[Items from a figure collection]
** BEGIN **
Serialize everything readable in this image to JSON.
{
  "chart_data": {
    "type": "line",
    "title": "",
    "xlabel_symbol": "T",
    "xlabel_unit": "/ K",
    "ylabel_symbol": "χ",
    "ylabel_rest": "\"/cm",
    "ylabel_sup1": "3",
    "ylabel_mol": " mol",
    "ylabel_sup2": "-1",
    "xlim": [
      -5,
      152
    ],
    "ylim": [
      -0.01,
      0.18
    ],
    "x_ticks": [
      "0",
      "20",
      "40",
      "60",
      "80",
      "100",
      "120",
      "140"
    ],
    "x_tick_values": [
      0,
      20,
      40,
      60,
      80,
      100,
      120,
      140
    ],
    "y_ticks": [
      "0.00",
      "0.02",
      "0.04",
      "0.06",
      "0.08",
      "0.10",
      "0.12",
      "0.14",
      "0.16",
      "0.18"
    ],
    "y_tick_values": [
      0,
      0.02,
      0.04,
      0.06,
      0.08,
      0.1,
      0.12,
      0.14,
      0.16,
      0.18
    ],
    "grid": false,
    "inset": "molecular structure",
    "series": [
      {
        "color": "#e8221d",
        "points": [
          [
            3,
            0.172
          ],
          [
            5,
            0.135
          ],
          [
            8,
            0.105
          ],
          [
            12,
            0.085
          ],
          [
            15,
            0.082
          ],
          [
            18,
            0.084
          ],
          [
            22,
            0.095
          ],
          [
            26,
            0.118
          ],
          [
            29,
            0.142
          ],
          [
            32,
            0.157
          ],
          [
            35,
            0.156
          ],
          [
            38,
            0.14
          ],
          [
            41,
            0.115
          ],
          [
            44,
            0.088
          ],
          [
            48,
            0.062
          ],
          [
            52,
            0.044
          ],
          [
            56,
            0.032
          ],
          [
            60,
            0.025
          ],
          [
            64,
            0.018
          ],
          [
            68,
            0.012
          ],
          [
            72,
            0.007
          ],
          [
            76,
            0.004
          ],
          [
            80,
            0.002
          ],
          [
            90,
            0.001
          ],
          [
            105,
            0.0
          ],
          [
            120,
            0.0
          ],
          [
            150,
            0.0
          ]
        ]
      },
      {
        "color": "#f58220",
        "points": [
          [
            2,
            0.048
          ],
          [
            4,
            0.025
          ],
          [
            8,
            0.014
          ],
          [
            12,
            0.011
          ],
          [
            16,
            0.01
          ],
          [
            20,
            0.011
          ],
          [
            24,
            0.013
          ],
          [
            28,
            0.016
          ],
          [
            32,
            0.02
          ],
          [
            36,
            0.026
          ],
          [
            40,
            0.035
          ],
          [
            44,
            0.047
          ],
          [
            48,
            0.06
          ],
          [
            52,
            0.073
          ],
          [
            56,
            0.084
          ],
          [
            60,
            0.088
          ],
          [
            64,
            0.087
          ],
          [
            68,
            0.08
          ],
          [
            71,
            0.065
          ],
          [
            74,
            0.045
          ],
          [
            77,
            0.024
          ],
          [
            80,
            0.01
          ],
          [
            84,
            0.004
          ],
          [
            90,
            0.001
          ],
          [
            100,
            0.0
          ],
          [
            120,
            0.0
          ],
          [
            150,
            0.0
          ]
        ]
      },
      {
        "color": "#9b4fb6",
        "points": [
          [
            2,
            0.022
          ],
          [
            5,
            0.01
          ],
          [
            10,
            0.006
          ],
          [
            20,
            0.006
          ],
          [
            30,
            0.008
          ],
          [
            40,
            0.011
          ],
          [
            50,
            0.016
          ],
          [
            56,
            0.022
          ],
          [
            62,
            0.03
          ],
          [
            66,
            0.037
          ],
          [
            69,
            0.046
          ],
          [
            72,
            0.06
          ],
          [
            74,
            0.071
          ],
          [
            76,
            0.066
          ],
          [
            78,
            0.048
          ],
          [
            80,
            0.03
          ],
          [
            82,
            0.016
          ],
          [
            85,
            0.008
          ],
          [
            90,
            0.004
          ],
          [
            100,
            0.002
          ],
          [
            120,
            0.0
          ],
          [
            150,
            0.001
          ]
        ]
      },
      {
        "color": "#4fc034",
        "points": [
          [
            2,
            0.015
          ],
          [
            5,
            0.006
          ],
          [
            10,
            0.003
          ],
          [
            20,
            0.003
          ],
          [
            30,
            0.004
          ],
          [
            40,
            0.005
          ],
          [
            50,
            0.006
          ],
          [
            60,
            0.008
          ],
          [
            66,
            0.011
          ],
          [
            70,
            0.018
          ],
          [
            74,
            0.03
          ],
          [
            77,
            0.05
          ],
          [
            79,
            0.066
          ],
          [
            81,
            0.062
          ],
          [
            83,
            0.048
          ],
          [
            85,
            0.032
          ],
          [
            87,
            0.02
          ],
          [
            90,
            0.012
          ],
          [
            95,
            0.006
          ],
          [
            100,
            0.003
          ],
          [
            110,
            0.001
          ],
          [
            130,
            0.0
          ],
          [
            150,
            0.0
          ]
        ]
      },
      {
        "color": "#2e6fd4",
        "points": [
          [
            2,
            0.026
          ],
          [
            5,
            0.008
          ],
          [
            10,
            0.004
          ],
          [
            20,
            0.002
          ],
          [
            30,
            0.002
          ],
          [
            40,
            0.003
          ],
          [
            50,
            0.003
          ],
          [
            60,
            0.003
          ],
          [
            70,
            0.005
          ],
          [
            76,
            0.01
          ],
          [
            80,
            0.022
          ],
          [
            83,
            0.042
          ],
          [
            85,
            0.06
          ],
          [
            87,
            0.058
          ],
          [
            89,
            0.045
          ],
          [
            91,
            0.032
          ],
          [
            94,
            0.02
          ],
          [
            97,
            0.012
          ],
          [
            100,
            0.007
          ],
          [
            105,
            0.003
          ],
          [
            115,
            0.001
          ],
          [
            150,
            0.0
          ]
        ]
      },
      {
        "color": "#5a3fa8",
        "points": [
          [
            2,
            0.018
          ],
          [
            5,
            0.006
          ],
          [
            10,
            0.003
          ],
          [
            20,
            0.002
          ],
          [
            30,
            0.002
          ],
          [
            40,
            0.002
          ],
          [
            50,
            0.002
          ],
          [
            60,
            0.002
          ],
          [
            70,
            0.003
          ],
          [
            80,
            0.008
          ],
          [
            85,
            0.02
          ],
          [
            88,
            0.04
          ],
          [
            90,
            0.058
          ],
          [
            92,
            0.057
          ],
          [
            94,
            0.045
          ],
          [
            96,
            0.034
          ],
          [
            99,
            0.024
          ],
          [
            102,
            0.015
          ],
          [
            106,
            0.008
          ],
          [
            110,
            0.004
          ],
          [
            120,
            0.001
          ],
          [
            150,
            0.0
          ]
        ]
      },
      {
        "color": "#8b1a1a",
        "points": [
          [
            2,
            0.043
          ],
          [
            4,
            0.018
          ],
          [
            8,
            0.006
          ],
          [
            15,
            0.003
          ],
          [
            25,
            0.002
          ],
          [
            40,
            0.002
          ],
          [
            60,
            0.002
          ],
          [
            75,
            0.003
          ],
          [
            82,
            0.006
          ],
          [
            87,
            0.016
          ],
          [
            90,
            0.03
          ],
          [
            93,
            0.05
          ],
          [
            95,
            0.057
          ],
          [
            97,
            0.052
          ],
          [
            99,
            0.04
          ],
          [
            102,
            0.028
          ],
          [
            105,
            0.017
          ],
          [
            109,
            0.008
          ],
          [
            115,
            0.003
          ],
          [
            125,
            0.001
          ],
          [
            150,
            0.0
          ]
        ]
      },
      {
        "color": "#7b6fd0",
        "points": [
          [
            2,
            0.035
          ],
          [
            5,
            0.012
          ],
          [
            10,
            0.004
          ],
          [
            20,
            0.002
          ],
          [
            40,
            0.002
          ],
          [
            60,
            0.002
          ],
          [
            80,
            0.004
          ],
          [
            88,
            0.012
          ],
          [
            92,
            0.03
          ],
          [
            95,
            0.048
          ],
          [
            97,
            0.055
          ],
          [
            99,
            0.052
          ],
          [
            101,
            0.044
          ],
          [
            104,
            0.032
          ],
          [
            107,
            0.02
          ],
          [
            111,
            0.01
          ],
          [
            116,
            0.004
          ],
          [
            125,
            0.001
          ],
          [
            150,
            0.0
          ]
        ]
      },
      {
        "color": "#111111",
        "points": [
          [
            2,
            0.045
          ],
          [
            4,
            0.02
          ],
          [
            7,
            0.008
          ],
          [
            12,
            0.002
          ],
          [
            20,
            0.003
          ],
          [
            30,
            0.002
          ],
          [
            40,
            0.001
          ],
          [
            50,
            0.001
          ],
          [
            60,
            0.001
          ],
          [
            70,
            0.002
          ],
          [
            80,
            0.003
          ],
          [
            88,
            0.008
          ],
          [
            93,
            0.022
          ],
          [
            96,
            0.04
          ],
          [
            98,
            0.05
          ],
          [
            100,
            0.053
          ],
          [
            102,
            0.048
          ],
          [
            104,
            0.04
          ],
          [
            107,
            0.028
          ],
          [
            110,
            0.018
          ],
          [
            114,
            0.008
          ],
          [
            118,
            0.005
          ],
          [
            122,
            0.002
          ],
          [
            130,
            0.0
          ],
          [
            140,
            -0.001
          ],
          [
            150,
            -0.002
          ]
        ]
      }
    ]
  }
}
** END **
#### [TASK DESCRIPTION]
Gather each line from the listing above that holds "color".

#### [COMPLETE OUTPUT]
        "color": "#e8221d",
        "color": "#f58220",
        "color": "#9b4fb6",
        "color": "#4fc034",
        "color": "#2e6fd4",
        "color": "#5a3fa8",
        "color": "#8b1a1a",
        "color": "#7b6fd0",
        "color": "#111111",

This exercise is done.